EXERCISE BRIEF
Write every entry out again exactly, please, and skip the pictures.

(Dataset listings of figures)
-- START --

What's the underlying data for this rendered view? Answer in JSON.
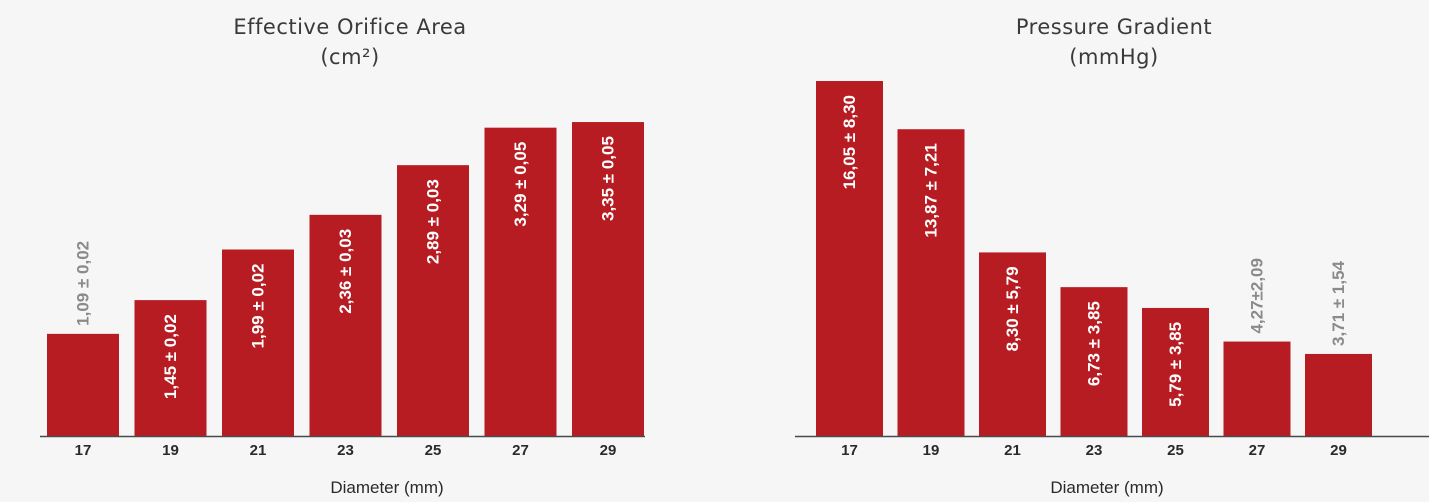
{
  "colors": {
    "bar": "#b71c22",
    "label_inside": "#ffffff",
    "label_outside": "#8a8a8a",
    "axis": "#4a4a4a",
    "text": "#2a2a2a",
    "background": "#f6f6f6"
  },
  "chart_data": [
    {
      "type": "bar",
      "title": "Effective Orifice Area",
      "subtitle": "(cm²)",
      "xlabel": "Diameter (mm)",
      "ylabel": "",
      "categories": [
        "17",
        "19",
        "21",
        "23",
        "25",
        "27",
        "29"
      ],
      "values": [
        1.09,
        1.45,
        1.99,
        2.36,
        2.89,
        3.29,
        3.35
      ],
      "labels": [
        "1,09 ± 0,02",
        "1,45 ± 0,02",
        "1,99 ± 0,02",
        "2,36 ± 0,03",
        "2,89 ± 0,03",
        "3,29 ± 0,05",
        "3,35 ± 0,05"
      ],
      "label_inside": [
        false,
        true,
        true,
        true,
        true,
        true,
        true
      ],
      "ylim": [
        0,
        3.5
      ],
      "grid": false
    },
    {
      "type": "bar",
      "title": "Pressure Gradient",
      "subtitle": "(mmHg)",
      "xlabel": "Diameter (mm)",
      "ylabel": "",
      "categories": [
        "17",
        "19",
        "21",
        "23",
        "25",
        "27",
        "29"
      ],
      "values": [
        16.05,
        13.87,
        8.3,
        6.73,
        5.79,
        4.27,
        3.71
      ],
      "labels": [
        "16,05 ± 8,30",
        "13,87 ± 7,21",
        "8,30 ± 5,79",
        "6,73 ± 3,85",
        "5,79 ± 3,85",
        "4,27±2,09",
        "3,71 ± 1,54"
      ],
      "label_inside": [
        true,
        true,
        true,
        true,
        true,
        false,
        false
      ],
      "ylim": [
        0,
        17
      ],
      "grid": false
    }
  ]
}
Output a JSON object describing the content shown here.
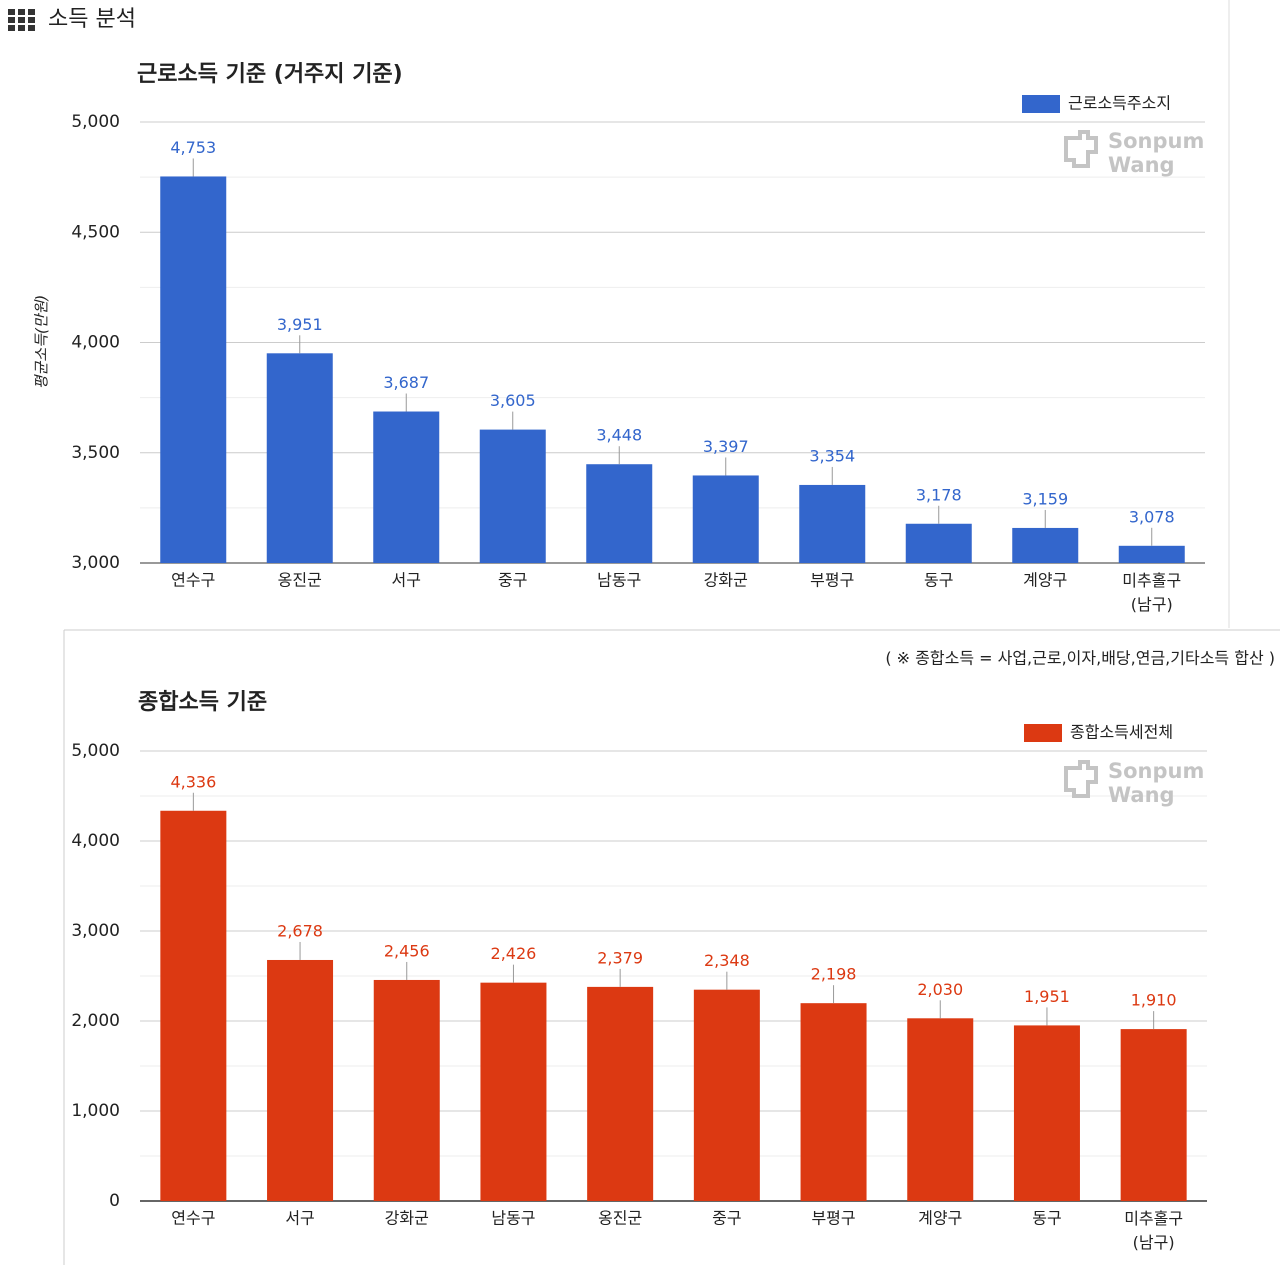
{
  "header": {
    "title": "소득 분석"
  },
  "chart_data": [
    {
      "type": "bar",
      "title": "근로소득 기준 (거주지 기준)",
      "y_label": "평균소득(만원)",
      "categories": [
        "연수구",
        "옹진군",
        "서구",
        "중구",
        "남동구",
        "강화군",
        "부평구",
        "동구",
        "계양구",
        "미추홀구\n(남구)"
      ],
      "series": [
        {
          "name": "근로소득주소지",
          "color": "#3366cc",
          "values": [
            4753,
            3951,
            3687,
            3605,
            3448,
            3397,
            3354,
            3178,
            3159,
            3078
          ],
          "value_labels": [
            "4,753",
            "3,951",
            "3,687",
            "3,605",
            "3,448",
            "3,397",
            "3,354",
            "3,178",
            "3,159",
            "3,078"
          ]
        }
      ],
      "ylim": [
        3000,
        5000
      ],
      "yticks": [
        {
          "value": 3000,
          "label": "3,000"
        },
        {
          "value": 3500,
          "label": "3,500"
        },
        {
          "value": 4000,
          "label": "4,000"
        },
        {
          "value": 4500,
          "label": "4,500"
        },
        {
          "value": 5000,
          "label": "5,000"
        }
      ],
      "grid": true,
      "minor_grid": true,
      "legend": "top-right",
      "watermark": [
        "Sonpum",
        "Wang"
      ]
    },
    {
      "type": "bar",
      "title": "종합소득 기준",
      "note": "( ※ 종합소득 = 사업,근로,이자,배당,연금,기타소득 합산 )",
      "categories": [
        "연수구",
        "서구",
        "강화군",
        "남동구",
        "옹진군",
        "중구",
        "부평구",
        "계양구",
        "동구",
        "미추홀구\n(남구)"
      ],
      "series": [
        {
          "name": "종합소득세전체",
          "color": "#dc3912",
          "values": [
            4336,
            2678,
            2456,
            2426,
            2379,
            2348,
            2198,
            2030,
            1951,
            1910
          ],
          "value_labels": [
            "4,336",
            "2,678",
            "2,456",
            "2,426",
            "2,379",
            "2,348",
            "2,198",
            "2,030",
            "1,951",
            "1,910"
          ]
        }
      ],
      "ylim": [
        0,
        5000
      ],
      "yticks": [
        0,
        {
          "value": 1000,
          "label": "1,000"
        },
        {
          "value": 2000,
          "label": "2,000"
        },
        {
          "value": 3000,
          "label": "3,000"
        },
        {
          "value": 4000,
          "label": "4,000"
        },
        {
          "value": 5000,
          "label": "5,000"
        }
      ],
      "grid": true,
      "minor_grid": true,
      "legend": "top-right",
      "watermark": [
        "Sonpum",
        "Wang"
      ]
    }
  ]
}
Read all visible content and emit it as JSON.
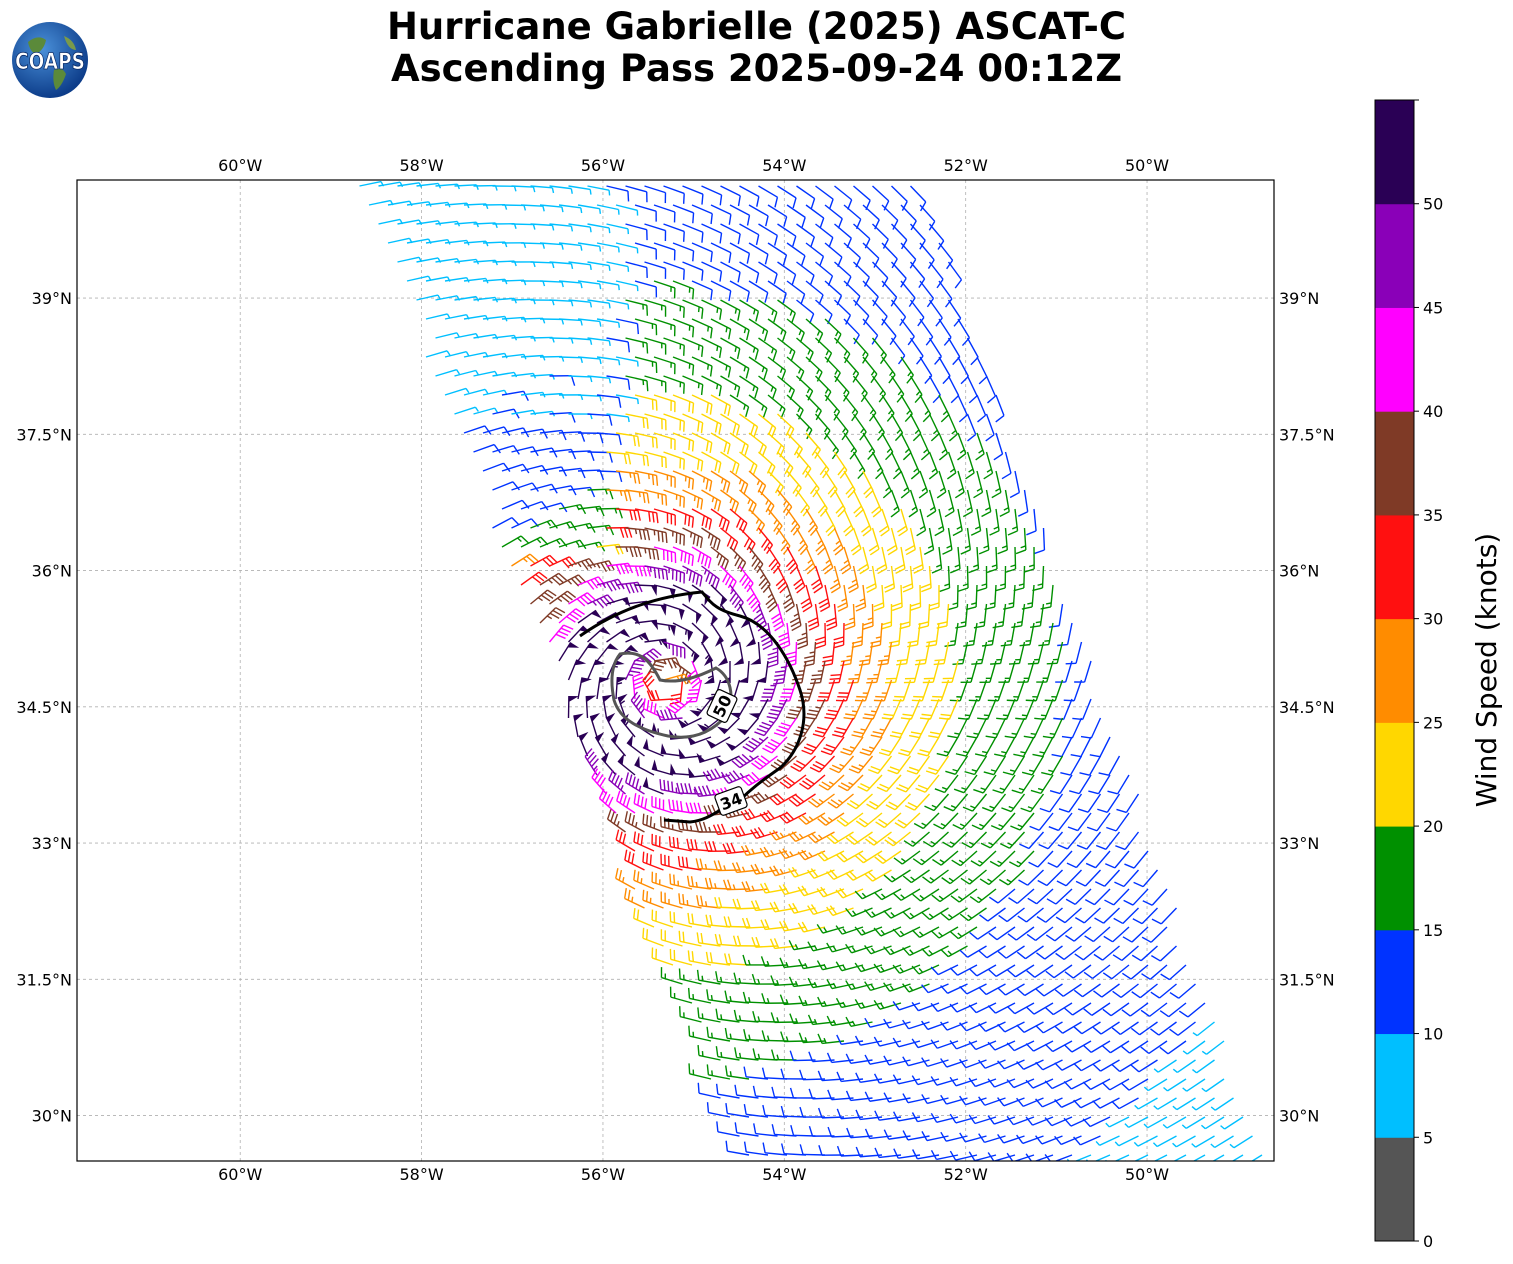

-- END --

FULL OUTPUT
What's the underlying data for this rendered view? Answer in JSON.
{
  "colors": {
    "bar": "#b71c22",
    "label_inside": "#ffffff",
    "label_outside": "#8a8a8a",
    "axis": "#4a4a4a",
    "text": "#2a2a2a",
    "background": "#f6f6f6"
  },
  "chart_data": [
    {
      "type": "bar",
      "title": "Effective Orifice Area",
      "subtitle": "(cm²)",
      "xlabel": "Diameter (mm)",
      "ylabel": "",
      "categories": [
        "17",
        "19",
        "21",
        "23",
        "25",
        "27",
        "29"
      ],
      "values": [
        1.09,
        1.45,
        1.99,
        2.36,
        2.89,
        3.29,
        3.35
      ],
      "labels": [
        "1,09 ± 0,02",
        "1,45 ± 0,02",
        "1,99 ± 0,02",
        "2,36 ± 0,03",
        "2,89 ± 0,03",
        "3,29 ± 0,05",
        "3,35 ± 0,05"
      ],
      "label_inside": [
        false,
        true,
        true,
        true,
        true,
        true,
        true
      ],
      "ylim": [
        0,
        3.5
      ],
      "grid": false
    },
    {
      "type": "bar",
      "title": "Pressure Gradient",
      "subtitle": "(mmHg)",
      "xlabel": "Diameter (mm)",
      "ylabel": "",
      "categories": [
        "17",
        "19",
        "21",
        "23",
        "25",
        "27",
        "29"
      ],
      "values": [
        16.05,
        13.87,
        8.3,
        6.73,
        5.79,
        4.27,
        3.71
      ],
      "labels": [
        "16,05 ± 8,30",
        "13,87 ± 7,21",
        "8,30 ± 5,79",
        "6,73 ± 3,85",
        "5,79 ± 3,85",
        "4,27±2,09",
        "3,71 ± 1,54"
      ],
      "label_inside": [
        true,
        true,
        true,
        true,
        true,
        false,
        false
      ],
      "ylim": [
        0,
        17
      ],
      "grid": false
    }
  ]
}
Output a JSON object describing the content shown here.
{
  "header": {
    "title": "소득 분석"
  },
  "chart_data": [
    {
      "type": "bar",
      "title": "근로소득 기준 (거주지 기준)",
      "y_label": "평균소득(만원)",
      "categories": [
        "연수구",
        "옹진군",
        "서구",
        "중구",
        "남동구",
        "강화군",
        "부평구",
        "동구",
        "계양구",
        "미추홀구\n(남구)"
      ],
      "series": [
        {
          "name": "근로소득주소지",
          "color": "#3366cc",
          "values": [
            4753,
            3951,
            3687,
            3605,
            3448,
            3397,
            3354,
            3178,
            3159,
            3078
          ],
          "value_labels": [
            "4,753",
            "3,951",
            "3,687",
            "3,605",
            "3,448",
            "3,397",
            "3,354",
            "3,178",
            "3,159",
            "3,078"
          ]
        }
      ],
      "ylim": [
        3000,
        5000
      ],
      "yticks": [
        {
          "value": 3000,
          "label": "3,000"
        },
        {
          "value": 3500,
          "label": "3,500"
        },
        {
          "value": 4000,
          "label": "4,000"
        },
        {
          "value": 4500,
          "label": "4,500"
        },
        {
          "value": 5000,
          "label": "5,000"
        }
      ],
      "grid": true,
      "minor_grid": true,
      "legend": "top-right",
      "watermark": [
        "Sonpum",
        "Wang"
      ]
    },
    {
      "type": "bar",
      "title": "종합소득 기준",
      "note": "( ※ 종합소득 = 사업,근로,이자,배당,연금,기타소득 합산 )",
      "categories": [
        "연수구",
        "서구",
        "강화군",
        "남동구",
        "옹진군",
        "중구",
        "부평구",
        "계양구",
        "동구",
        "미추홀구\n(남구)"
      ],
      "series": [
        {
          "name": "종합소득세전체",
          "color": "#dc3912",
          "values": [
            4336,
            2678,
            2456,
            2426,
            2379,
            2348,
            2198,
            2030,
            1951,
            1910
          ],
          "value_labels": [
            "4,336",
            "2,678",
            "2,456",
            "2,426",
            "2,379",
            "2,348",
            "2,198",
            "2,030",
            "1,951",
            "1,910"
          ]
        }
      ],
      "ylim": [
        0,
        5000
      ],
      "yticks": [
        0,
        {
          "value": 1000,
          "label": "1,000"
        },
        {
          "value": 2000,
          "label": "2,000"
        },
        {
          "value": 3000,
          "label": "3,000"
        },
        {
          "value": 4000,
          "label": "4,000"
        },
        {
          "value": 5000,
          "label": "5,000"
        }
      ],
      "grid": true,
      "minor_grid": true,
      "legend": "top-right",
      "watermark": [
        "Sonpum",
        "Wang"
      ]
    }
  ]
}
Read all visible content and emit it as JSON.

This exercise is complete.